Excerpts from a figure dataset
○ ○ ○ ○ ○
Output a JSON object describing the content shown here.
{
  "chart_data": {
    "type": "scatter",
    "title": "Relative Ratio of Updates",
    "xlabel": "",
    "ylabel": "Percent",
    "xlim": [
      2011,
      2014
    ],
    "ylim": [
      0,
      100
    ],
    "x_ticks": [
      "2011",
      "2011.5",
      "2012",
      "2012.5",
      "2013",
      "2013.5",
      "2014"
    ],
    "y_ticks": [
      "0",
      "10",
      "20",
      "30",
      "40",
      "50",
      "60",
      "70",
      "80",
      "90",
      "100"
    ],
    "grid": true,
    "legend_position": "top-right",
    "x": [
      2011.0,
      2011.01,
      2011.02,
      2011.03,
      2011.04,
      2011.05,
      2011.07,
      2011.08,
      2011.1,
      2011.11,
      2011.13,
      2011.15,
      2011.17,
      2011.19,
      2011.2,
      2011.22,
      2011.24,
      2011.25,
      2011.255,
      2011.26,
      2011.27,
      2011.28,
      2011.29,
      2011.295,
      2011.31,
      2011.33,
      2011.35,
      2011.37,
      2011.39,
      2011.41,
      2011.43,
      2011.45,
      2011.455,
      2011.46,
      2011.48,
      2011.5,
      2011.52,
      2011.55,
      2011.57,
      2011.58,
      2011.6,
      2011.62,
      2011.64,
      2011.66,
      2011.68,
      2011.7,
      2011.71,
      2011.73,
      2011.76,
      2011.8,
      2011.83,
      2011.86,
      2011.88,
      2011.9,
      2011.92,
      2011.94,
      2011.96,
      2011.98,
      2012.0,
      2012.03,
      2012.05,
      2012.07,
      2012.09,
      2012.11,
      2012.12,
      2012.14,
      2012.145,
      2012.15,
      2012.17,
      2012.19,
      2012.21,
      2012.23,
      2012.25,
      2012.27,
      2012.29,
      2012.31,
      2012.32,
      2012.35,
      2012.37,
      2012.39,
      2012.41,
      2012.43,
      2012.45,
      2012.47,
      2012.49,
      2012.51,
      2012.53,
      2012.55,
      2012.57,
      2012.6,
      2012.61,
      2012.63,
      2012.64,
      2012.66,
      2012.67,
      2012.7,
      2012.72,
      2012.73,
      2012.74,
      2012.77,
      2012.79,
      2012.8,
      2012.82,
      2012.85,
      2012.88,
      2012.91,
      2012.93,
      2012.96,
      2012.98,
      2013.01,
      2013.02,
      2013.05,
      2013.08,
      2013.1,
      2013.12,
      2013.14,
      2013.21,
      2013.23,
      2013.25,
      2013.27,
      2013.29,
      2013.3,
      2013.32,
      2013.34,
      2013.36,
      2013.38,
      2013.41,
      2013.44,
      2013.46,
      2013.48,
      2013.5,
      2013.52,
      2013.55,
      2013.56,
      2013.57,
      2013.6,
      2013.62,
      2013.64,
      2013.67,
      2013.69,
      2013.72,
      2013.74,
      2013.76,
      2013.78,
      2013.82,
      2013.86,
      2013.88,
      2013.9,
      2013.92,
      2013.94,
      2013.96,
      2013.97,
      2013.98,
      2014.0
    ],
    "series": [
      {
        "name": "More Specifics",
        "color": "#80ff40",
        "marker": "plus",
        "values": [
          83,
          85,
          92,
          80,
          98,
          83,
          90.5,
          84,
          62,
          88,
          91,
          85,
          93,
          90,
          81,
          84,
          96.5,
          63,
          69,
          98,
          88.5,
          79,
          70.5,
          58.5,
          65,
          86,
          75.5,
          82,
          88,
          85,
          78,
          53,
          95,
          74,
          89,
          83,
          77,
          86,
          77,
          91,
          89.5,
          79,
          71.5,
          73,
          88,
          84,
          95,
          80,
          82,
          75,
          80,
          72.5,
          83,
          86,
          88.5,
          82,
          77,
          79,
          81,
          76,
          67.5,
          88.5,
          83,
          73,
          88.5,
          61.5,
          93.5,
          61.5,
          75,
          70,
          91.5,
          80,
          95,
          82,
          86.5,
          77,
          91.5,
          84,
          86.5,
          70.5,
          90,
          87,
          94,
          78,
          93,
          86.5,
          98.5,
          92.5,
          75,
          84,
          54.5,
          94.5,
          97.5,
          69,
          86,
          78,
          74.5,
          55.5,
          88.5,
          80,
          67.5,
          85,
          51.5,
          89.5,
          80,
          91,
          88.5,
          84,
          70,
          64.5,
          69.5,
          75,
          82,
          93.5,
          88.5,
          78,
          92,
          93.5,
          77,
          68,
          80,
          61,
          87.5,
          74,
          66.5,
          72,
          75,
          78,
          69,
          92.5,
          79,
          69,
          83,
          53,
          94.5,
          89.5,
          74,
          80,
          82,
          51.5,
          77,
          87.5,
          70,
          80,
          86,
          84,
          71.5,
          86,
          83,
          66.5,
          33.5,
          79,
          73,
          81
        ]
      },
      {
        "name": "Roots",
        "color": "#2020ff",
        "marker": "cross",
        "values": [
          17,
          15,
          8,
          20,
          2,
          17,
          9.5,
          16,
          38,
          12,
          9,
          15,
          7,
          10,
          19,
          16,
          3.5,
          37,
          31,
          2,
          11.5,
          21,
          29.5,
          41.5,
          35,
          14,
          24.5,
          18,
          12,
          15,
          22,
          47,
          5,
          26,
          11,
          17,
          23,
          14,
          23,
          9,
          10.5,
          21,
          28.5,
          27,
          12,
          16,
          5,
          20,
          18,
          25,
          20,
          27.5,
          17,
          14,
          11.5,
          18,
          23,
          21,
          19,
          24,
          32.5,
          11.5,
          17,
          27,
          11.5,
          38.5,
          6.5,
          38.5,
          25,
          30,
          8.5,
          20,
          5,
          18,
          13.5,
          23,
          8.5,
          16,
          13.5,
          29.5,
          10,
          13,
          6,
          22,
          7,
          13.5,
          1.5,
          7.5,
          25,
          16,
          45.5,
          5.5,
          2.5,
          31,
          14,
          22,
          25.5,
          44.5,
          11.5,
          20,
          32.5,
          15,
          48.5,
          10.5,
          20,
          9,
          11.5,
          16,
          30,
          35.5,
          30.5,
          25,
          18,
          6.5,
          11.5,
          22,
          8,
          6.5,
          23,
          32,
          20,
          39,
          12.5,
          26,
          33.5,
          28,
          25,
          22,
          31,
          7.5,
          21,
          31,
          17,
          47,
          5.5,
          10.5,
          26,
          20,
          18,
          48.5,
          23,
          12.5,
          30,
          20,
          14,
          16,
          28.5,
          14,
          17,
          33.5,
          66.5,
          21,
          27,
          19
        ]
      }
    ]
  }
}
○ ○ ○ ○ ○
→ **SET PROBLEM**
Transcribe the whole listing with nothing added or left out.

→ **FINISHED ANSWER**
Output a JSON object describing the content shown here.
{
  "chart_data": {
    "type": "scatter",
    "title": "Relative Ratio of Updates",
    "xlabel": "",
    "ylabel": "Percent",
    "xlim": [
      2011,
      2014
    ],
    "ylim": [
      0,
      100
    ],
    "x_ticks": [
      "2011",
      "2011.5",
      "2012",
      "2012.5",
      "2013",
      "2013.5",
      "2014"
    ],
    "y_ticks": [
      "0",
      "10",
      "20",
      "30",
      "40",
      "50",
      "60",
      "70",
      "80",
      "90",
      "100"
    ],
    "grid": true,
    "legend_position": "top-right",
    "x": [
      2011.0,
      2011.01,
      2011.02,
      2011.03,
      2011.04,
      2011.05,
      2011.07,
      2011.08,
      2011.1,
      2011.11,
      2011.13,
      2011.15,
      2011.17,
      2011.19,
      2011.2,
      2011.22,
      2011.24,
      2011.25,
      2011.255,
      2011.26,
      2011.27,
      2011.28,
      2011.29,
      2011.295,
      2011.31,
      2011.33,
      2011.35,
      2011.37,
      2011.39,
      2011.41,
      2011.43,
      2011.45,
      2011.455,
      2011.46,
      2011.48,
      2011.5,
      2011.52,
      2011.55,
      2011.57,
      2011.58,
      2011.6,
      2011.62,
      2011.64,
      2011.66,
      2011.68,
      2011.7,
      2011.71,
      2011.73,
      2011.76,
      2011.8,
      2011.83,
      2011.86,
      2011.88,
      2011.9,
      2011.92,
      2011.94,
      2011.96,
      2011.98,
      2012.0,
      2012.03,
      2012.05,
      2012.07,
      2012.09,
      2012.11,
      2012.12,
      2012.14,
      2012.145,
      2012.15,
      2012.17,
      2012.19,
      2012.21,
      2012.23,
      2012.25,
      2012.27,
      2012.29,
      2012.31,
      2012.32,
      2012.35,
      2012.37,
      2012.39,
      2012.41,
      2012.43,
      2012.45,
      2012.47,
      2012.49,
      2012.51,
      2012.53,
      2012.55,
      2012.57,
      2012.6,
      2012.61,
      2012.63,
      2012.64,
      2012.66,
      2012.67,
      2012.7,
      2012.72,
      2012.73,
      2012.74,
      2012.77,
      2012.79,
      2012.8,
      2012.82,
      2012.85,
      2012.88,
      2012.91,
      2012.93,
      2012.96,
      2012.98,
      2013.01,
      2013.02,
      2013.05,
      2013.08,
      2013.1,
      2013.12,
      2013.14,
      2013.21,
      2013.23,
      2013.25,
      2013.27,
      2013.29,
      2013.3,
      2013.32,
      2013.34,
      2013.36,
      2013.38,
      2013.41,
      2013.44,
      2013.46,
      2013.48,
      2013.5,
      2013.52,
      2013.55,
      2013.56,
      2013.57,
      2013.6,
      2013.62,
      2013.64,
      2013.67,
      2013.69,
      2013.72,
      2013.74,
      2013.76,
      2013.78,
      2013.82,
      2013.86,
      2013.88,
      2013.9,
      2013.92,
      2013.94,
      2013.96,
      2013.97,
      2013.98,
      2014.0
    ],
    "series": [
      {
        "name": "More Specifics",
        "color": "#80ff40",
        "marker": "plus",
        "values": [
          83,
          85,
          92,
          80,
          98,
          83,
          90.5,
          84,
          62,
          88,
          91,
          85,
          93,
          90,
          81,
          84,
          96.5,
          63,
          69,
          98,
          88.5,
          79,
          70.5,
          58.5,
          65,
          86,
          75.5,
          82,
          88,
          85,
          78,
          53,
          95,
          74,
          89,
          83,
          77,
          86,
          77,
          91,
          89.5,
          79,
          71.5,
          73,
          88,
          84,
          95,
          80,
          82,
          75,
          80,
          72.5,
          83,
          86,
          88.5,
          82,
          77,
          79,
          81,
          76,
          67.5,
          88.5,
          83,
          73,
          88.5,
          61.5,
          93.5,
          61.5,
          75,
          70,
          91.5,
          80,
          95,
          82,
          86.5,
          77,
          91.5,
          84,
          86.5,
          70.5,
          90,
          87,
          94,
          78,
          93,
          86.5,
          98.5,
          92.5,
          75,
          84,
          54.5,
          94.5,
          97.5,
          69,
          86,
          78,
          74.5,
          55.5,
          88.5,
          80,
          67.5,
          85,
          51.5,
          89.5,
          80,
          91,
          88.5,
          84,
          70,
          64.5,
          69.5,
          75,
          82,
          93.5,
          88.5,
          78,
          92,
          93.5,
          77,
          68,
          80,
          61,
          87.5,
          74,
          66.5,
          72,
          75,
          78,
          69,
          92.5,
          79,
          69,
          83,
          53,
          94.5,
          89.5,
          74,
          80,
          82,
          51.5,
          77,
          87.5,
          70,
          80,
          86,
          84,
          71.5,
          86,
          83,
          66.5,
          33.5,
          79,
          73,
          81
        ]
      },
      {
        "name": "Roots",
        "color": "#2020ff",
        "marker": "cross",
        "values": [
          17,
          15,
          8,
          20,
          2,
          17,
          9.5,
          16,
          38,
          12,
          9,
          15,
          7,
          10,
          19,
          16,
          3.5,
          37,
          31,
          2,
          11.5,
          21,
          29.5,
          41.5,
          35,
          14,
          24.5,
          18,
          12,
          15,
          22,
          47,
          5,
          26,
          11,
          17,
          23,
          14,
          23,
          9,
          10.5,
          21,
          28.5,
          27,
          12,
          16,
          5,
          20,
          18,
          25,
          20,
          27.5,
          17,
          14,
          11.5,
          18,
          23,
          21,
          19,
          24,
          32.5,
          11.5,
          17,
          27,
          11.5,
          38.5,
          6.5,
          38.5,
          25,
          30,
          8.5,
          20,
          5,
          18,
          13.5,
          23,
          8.5,
          16,
          13.5,
          29.5,
          10,
          13,
          6,
          22,
          7,
          13.5,
          1.5,
          7.5,
          25,
          16,
          45.5,
          5.5,
          2.5,
          31,
          14,
          22,
          25.5,
          44.5,
          11.5,
          20,
          32.5,
          15,
          48.5,
          10.5,
          20,
          9,
          11.5,
          16,
          30,
          35.5,
          30.5,
          25,
          18,
          6.5,
          11.5,
          22,
          8,
          6.5,
          23,
          32,
          20,
          39,
          12.5,
          26,
          33.5,
          28,
          25,
          22,
          31,
          7.5,
          21,
          31,
          17,
          47,
          5.5,
          10.5,
          26,
          20,
          18,
          48.5,
          23,
          12.5,
          30,
          20,
          14,
          16,
          28.5,
          14,
          17,
          33.5,
          66.5,
          21,
          27,
          19
        ]
      }
    ]
  }
}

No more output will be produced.